- **Material shown**
---------------

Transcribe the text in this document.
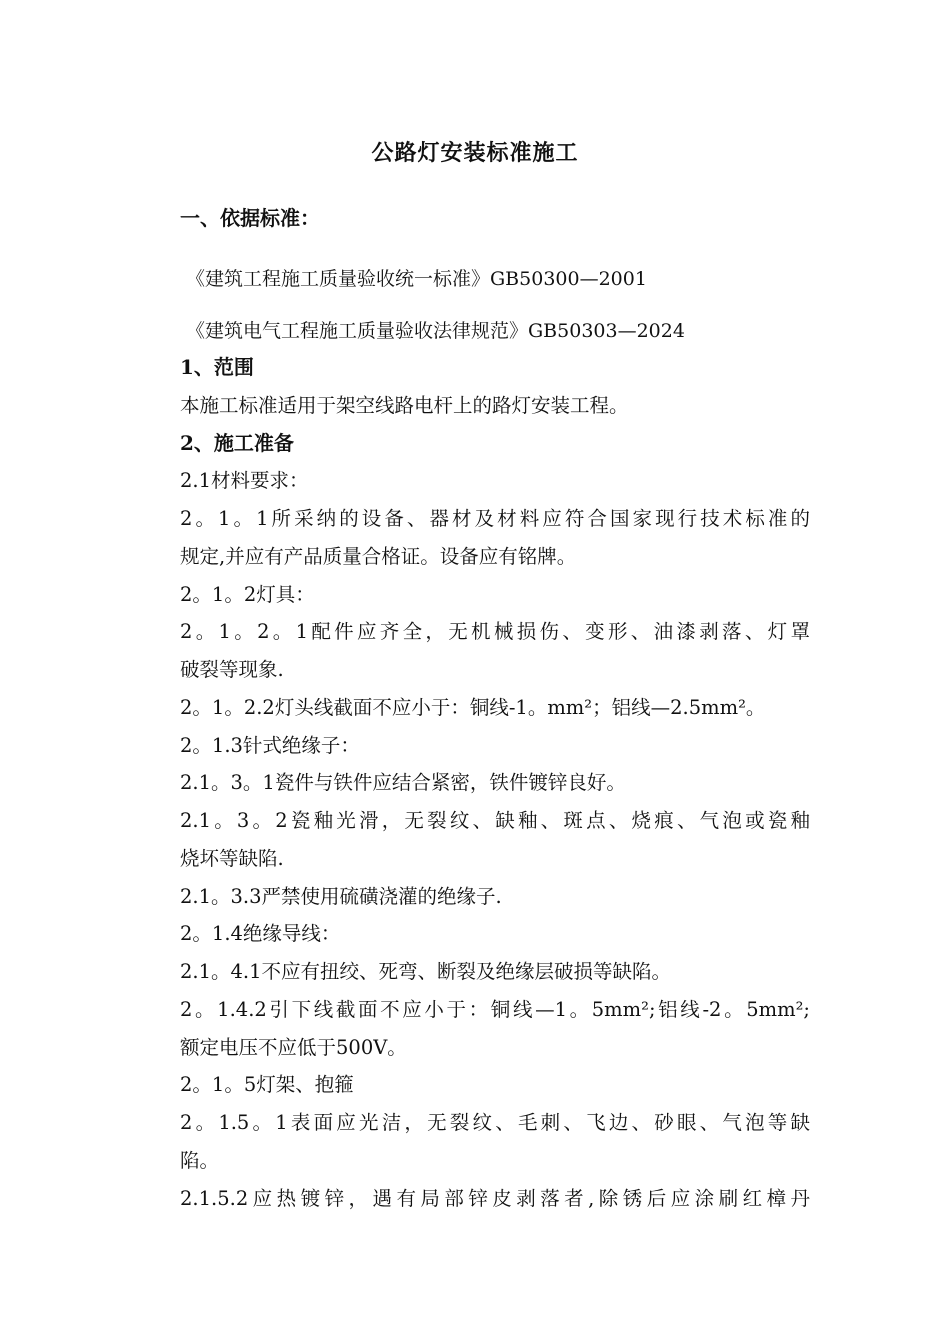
公路灯安装标准施工
一、依据标准：
《建筑工程施工质量验收统一标准》GB50300—2001
《建筑电气工程施工质量验收法律规范》GB50303—2024
1、范围
本施工标准适用于架空线路电杆上的路灯安装工程。
2、施工准备
2.1材料要求：
2。1。1所采纳的设备、器材及材料应符合国家现行技术标准的
规定,并应有产品质量合格证。设备应有铭牌。
2。1。2灯具：
2。1。2。1配件应齐全，无机械损伤、变形、油漆剥落、灯罩
破裂等现象.
2。1。2.2灯头线截面不应小于：铜线-1。mm²；铝线—2.5mm²。
2。1.3针式绝缘子：
2.1。3。1瓷件与铁件应结合紧密，铁件镀锌良好。
2.1。3。2瓷釉光滑，无裂纹、缺釉、斑点、烧痕、气泡或瓷釉
烧坏等缺陷.
2.1。3.3严禁使用硫磺浇灌的绝缘子.
2。1.4绝缘导线：
2.1。4.1不应有扭绞、死弯、断裂及绝缘层破损等缺陷。
2。1.4.2引下线截面不应小于：铜线—1。5mm²;铝线-2。5mm²;
额定电压不应低于500V。
2。1。5灯架、抱箍
2。1.5。1表面应光洁，无裂纹、毛刺、飞边、砂眼、气泡等缺
陷。
2.1.5.2应热镀锌，遇有局部锌皮剥落者,除锈后应涂刷红樟丹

---------------

- **Your objective**
Write the entries above out in full, exactly, with no images.

- **Response to this task**
Transcribe the text in this document.
公路灯安装标准施工
一、依据标准：
《建筑工程施工质量验收统一标准》GB50300—2001
《建筑电气工程施工质量验收法律规范》GB50303—2024
1、范围
本施工标准适用于架空线路电杆上的路灯安装工程。
2、施工准备
2.1材料要求：
2。1。1所采纳的设备、器材及材料应符合国家现行技术标准的
规定,并应有产品质量合格证。设备应有铭牌。
2。1。2灯具：
2。1。2。1配件应齐全，无机械损伤、变形、油漆剥落、灯罩
破裂等现象.
2。1。2.2灯头线截面不应小于：铜线-1。mm²；铝线—2.5mm²。
2。1.3针式绝缘子：
2.1。3。1瓷件与铁件应结合紧密，铁件镀锌良好。
2.1。3。2瓷釉光滑，无裂纹、缺釉、斑点、烧痕、气泡或瓷釉
烧坏等缺陷.
2.1。3.3严禁使用硫磺浇灌的绝缘子.
2。1.4绝缘导线：
2.1。4.1不应有扭绞、死弯、断裂及绝缘层破损等缺陷。
2。1.4.2引下线截面不应小于：铜线—1。5mm²;铝线-2。5mm²;
额定电压不应低于500V。
2。1。5灯架、抱箍
2。1.5。1表面应光洁，无裂纹、毛刺、飞边、砂眼、气泡等缺
陷。
2.1.5.2应热镀锌，遇有局部锌皮剥落者,除锈后应涂刷红樟丹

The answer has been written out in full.